Stored data entries
• • •
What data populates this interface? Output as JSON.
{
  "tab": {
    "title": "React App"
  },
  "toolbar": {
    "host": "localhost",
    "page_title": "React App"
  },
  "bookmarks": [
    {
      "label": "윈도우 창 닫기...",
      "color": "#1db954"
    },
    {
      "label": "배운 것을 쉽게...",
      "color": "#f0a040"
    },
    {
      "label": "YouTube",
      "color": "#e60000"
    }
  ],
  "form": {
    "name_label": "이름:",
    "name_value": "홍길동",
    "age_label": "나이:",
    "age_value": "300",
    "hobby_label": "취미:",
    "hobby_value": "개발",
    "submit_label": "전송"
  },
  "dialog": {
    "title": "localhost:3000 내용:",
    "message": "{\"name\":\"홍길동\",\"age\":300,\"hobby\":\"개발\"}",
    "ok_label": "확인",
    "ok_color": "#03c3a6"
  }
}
• • •
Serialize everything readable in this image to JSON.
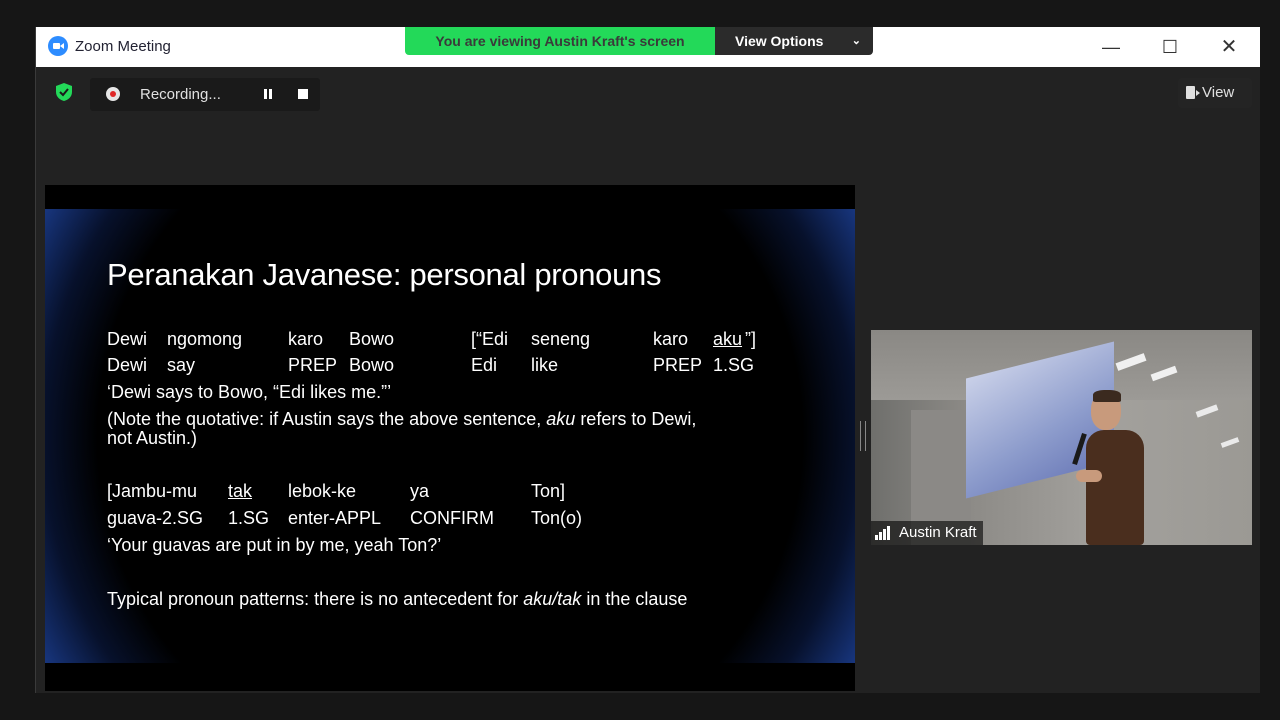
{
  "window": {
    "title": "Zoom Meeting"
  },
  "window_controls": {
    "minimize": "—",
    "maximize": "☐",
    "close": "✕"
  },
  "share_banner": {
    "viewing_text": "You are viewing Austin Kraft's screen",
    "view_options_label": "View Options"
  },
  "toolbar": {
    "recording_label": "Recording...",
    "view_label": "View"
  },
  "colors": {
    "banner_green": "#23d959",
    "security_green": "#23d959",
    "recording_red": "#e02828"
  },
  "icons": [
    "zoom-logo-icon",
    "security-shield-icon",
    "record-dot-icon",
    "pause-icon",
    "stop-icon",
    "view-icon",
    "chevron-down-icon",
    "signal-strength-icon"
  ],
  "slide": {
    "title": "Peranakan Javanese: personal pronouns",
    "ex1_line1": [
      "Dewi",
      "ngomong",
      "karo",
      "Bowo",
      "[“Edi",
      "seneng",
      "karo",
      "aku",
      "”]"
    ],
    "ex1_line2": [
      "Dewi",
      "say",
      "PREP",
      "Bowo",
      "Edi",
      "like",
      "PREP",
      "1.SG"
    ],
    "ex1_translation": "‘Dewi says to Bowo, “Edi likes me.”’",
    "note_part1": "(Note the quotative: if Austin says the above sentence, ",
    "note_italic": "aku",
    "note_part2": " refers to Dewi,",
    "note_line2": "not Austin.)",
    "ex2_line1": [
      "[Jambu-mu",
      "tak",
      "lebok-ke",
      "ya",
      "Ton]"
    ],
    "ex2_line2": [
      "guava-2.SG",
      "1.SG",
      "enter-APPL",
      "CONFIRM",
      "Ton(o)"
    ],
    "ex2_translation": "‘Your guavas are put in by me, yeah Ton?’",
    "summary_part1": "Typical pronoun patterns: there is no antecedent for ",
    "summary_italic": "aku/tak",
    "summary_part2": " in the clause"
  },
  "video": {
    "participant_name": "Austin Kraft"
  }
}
• • •
### Your goal
Return the lines of the records that include the string "Austin".

### Written solution
    "viewing_text": "You are viewing Austin Kraft's screen",
    "note_part1": "(Note the quotative: if Austin says the above sentence, ",
    "note_line2": "not Austin.)",
    "participant_name": "Austin Kraft"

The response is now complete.